-- TASK TO COMPLETE --
Identify the lines that contain the word "icon", then copy them.

-- DATASET RECORDS --
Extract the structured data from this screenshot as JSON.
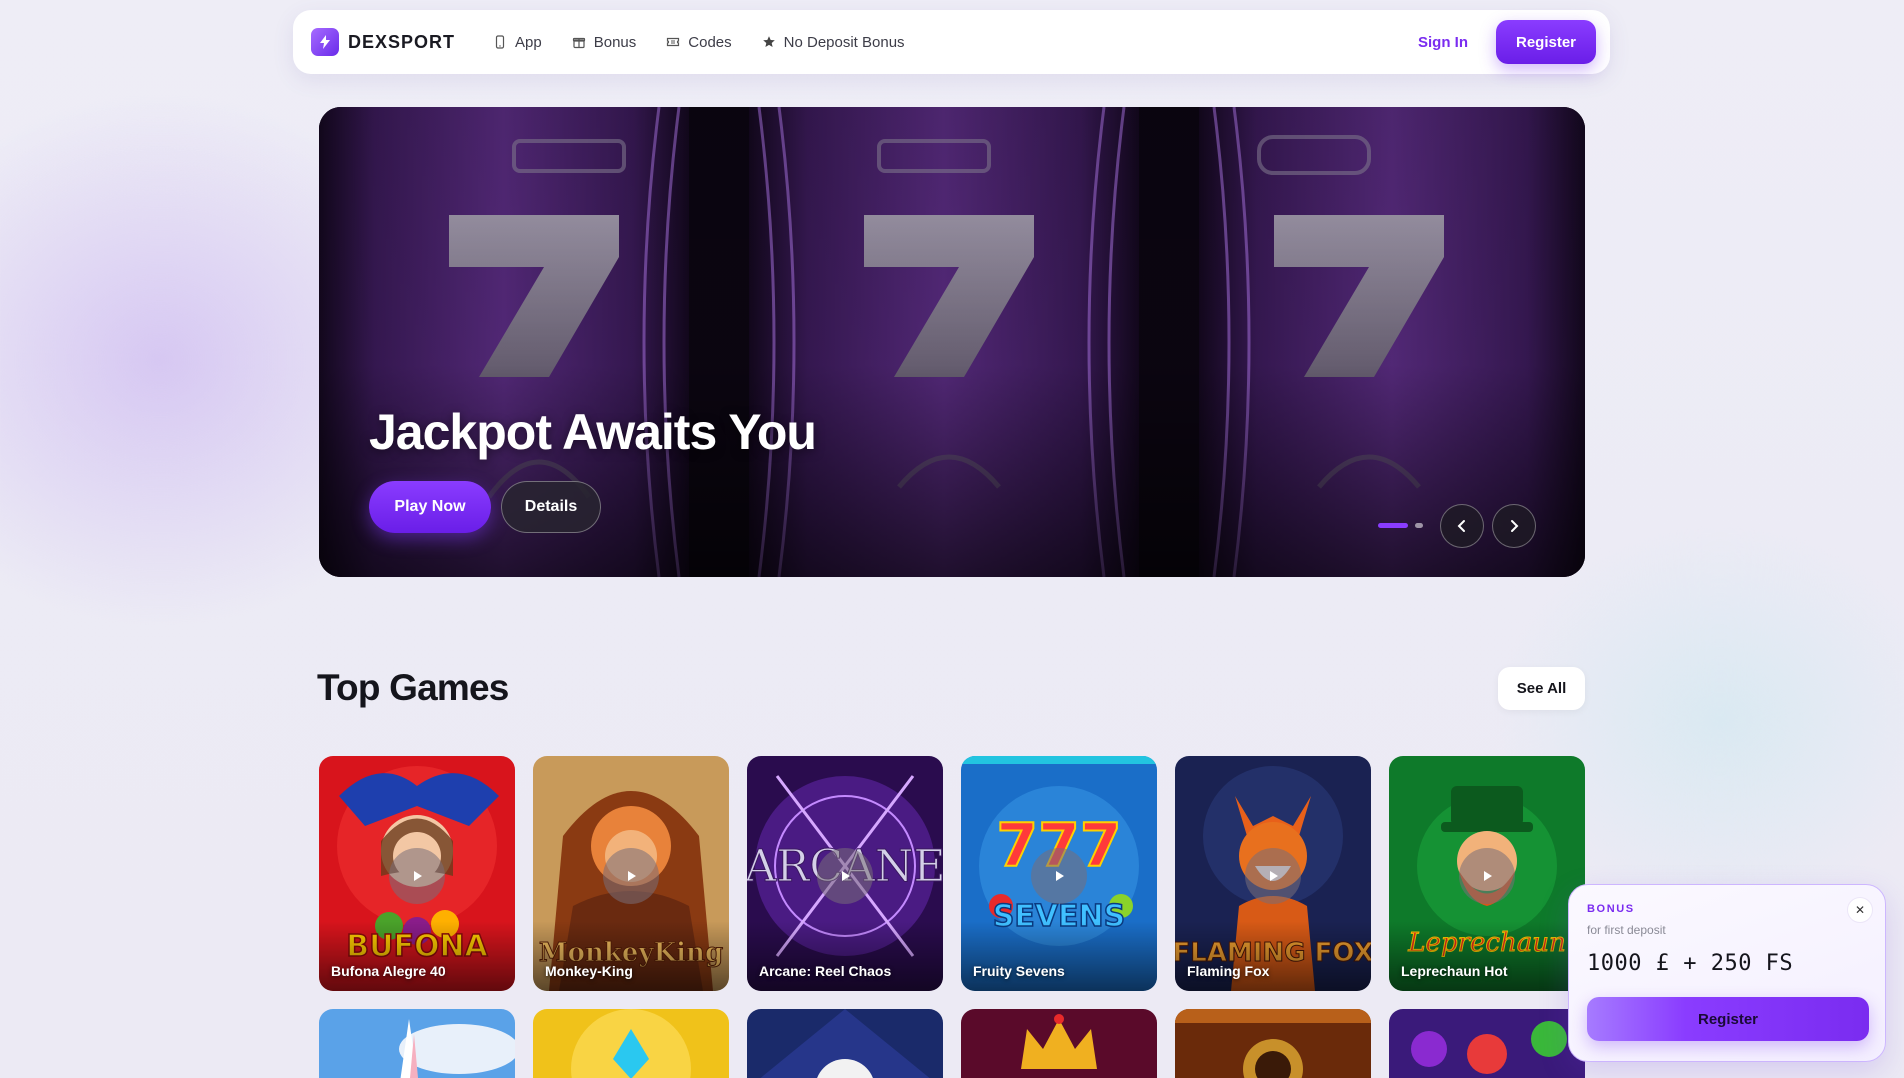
{
  "brand": {
    "name": "DEXSPORT",
    "logo_icon": "bolt-logo-icon",
    "accent": "#7a2cf0"
  },
  "nav": {
    "links": [
      {
        "label": "App",
        "icon": "phone-icon"
      },
      {
        "label": "Bonus",
        "icon": "gift-icon"
      },
      {
        "label": "Codes",
        "icon": "ticket-icon"
      },
      {
        "label": "No Deposit Bonus",
        "icon": "star-icon"
      }
    ],
    "signin_label": "Sign In",
    "register_label": "Register"
  },
  "hero": {
    "title": "Jackpot Awaits You",
    "play_label": "Play Now",
    "details_label": "Details",
    "slide_count": 2,
    "active_slide": 1
  },
  "top_games": {
    "title": "Top Games",
    "see_all_label": "See All",
    "games": [
      {
        "name": "Bufona Alegre 40"
      },
      {
        "name": "Monkey-King"
      },
      {
        "name": "Arcane: Reel Chaos"
      },
      {
        "name": "Fruity Sevens"
      },
      {
        "name": "Flaming Fox"
      },
      {
        "name": "Leprechaun Hot"
      }
    ]
  },
  "bonus_popup": {
    "label": "BONUS",
    "subtitle": "for first deposit",
    "amount": "1000 £ + 250 FS",
    "register_label": "Register",
    "close_icon": "close-icon"
  }
}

-- RESPONSE TO THE TASK --
    "logo_icon": "bolt-logo-icon",
        "icon": "phone-icon"
        "icon": "gift-icon"
        "icon": "ticket-icon"
        "icon": "star-icon"
    "close_icon": "close-icon"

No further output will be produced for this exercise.